▶ [Problem statement]:
Give back the entire listing verbatim.

Dataset records:
= = =
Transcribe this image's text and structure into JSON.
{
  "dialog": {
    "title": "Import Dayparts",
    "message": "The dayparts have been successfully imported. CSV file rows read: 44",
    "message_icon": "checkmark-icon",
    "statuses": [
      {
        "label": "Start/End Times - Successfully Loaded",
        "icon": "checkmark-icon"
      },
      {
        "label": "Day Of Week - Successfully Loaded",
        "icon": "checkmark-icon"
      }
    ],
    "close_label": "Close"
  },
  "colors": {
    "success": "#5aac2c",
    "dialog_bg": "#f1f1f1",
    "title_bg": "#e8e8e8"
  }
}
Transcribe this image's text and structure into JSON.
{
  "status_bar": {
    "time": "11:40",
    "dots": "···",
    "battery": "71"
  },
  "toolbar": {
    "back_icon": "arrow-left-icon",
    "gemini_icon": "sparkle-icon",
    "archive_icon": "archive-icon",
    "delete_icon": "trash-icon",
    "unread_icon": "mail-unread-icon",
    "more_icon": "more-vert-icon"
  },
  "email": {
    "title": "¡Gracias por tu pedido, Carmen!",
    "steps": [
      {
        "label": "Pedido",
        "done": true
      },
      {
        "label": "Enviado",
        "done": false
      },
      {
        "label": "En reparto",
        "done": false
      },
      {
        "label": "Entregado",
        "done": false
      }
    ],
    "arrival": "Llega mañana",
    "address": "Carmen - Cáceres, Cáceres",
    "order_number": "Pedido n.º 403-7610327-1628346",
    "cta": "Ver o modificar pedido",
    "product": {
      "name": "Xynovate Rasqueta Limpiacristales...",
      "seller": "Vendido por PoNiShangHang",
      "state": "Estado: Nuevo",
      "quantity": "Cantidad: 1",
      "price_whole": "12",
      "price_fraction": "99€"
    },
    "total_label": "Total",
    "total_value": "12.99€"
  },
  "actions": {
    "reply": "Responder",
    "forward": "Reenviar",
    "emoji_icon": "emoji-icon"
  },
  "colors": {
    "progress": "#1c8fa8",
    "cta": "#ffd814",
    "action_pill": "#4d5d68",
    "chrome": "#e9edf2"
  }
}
= = =
▶ [In response]:
Transcribe this image's text and structure into JSON.
{
  "dialog": {
    "title": "Import Dayparts",
    "message": "The dayparts have been successfully imported. CSV file rows read: 44",
    "message_icon": "checkmark-icon",
    "statuses": [
      {
        "label": "Start/End Times - Successfully Loaded",
        "icon": "checkmark-icon"
      },
      {
        "label": "Day Of Week - Successfully Loaded",
        "icon": "checkmark-icon"
      }
    ],
    "close_label": "Close"
  },
  "colors": {
    "success": "#5aac2c",
    "dialog_bg": "#f1f1f1",
    "title_bg": "#e8e8e8"
  }
}
Transcribe this image's text and structure into JSON.
{
  "status_bar": {
    "time": "11:40",
    "dots": "···",
    "battery": "71"
  },
  "toolbar": {
    "back_icon": "arrow-left-icon",
    "gemini_icon": "sparkle-icon",
    "archive_icon": "archive-icon",
    "delete_icon": "trash-icon",
    "unread_icon": "mail-unread-icon",
    "more_icon": "more-vert-icon"
  },
  "email": {
    "title": "¡Gracias por tu pedido, Carmen!",
    "steps": [
      {
        "label": "Pedido",
        "done": true
      },
      {
        "label": "Enviado",
        "done": false
      },
      {
        "label": "En reparto",
        "done": false
      },
      {
        "label": "Entregado",
        "done": false
      }
    ],
    "arrival": "Llega mañana",
    "address": "Carmen - Cáceres, Cáceres",
    "order_number": "Pedido n.º 403-7610327-1628346",
    "cta": "Ver o modificar pedido",
    "product": {
      "name": "Xynovate Rasqueta Limpiacristales...",
      "seller": "Vendido por PoNiShangHang",
      "state": "Estado: Nuevo",
      "quantity": "Cantidad: 1",
      "price_whole": "12",
      "price_fraction": "99€"
    },
    "total_label": "Total",
    "total_value": "12.99€"
  },
  "actions": {
    "reply": "Responder",
    "forward": "Reenviar",
    "emoji_icon": "emoji-icon"
  },
  "colors": {
    "progress": "#1c8fa8",
    "cta": "#ffd814",
    "action_pill": "#4d5d68",
    "chrome": "#e9edf2"
  }
}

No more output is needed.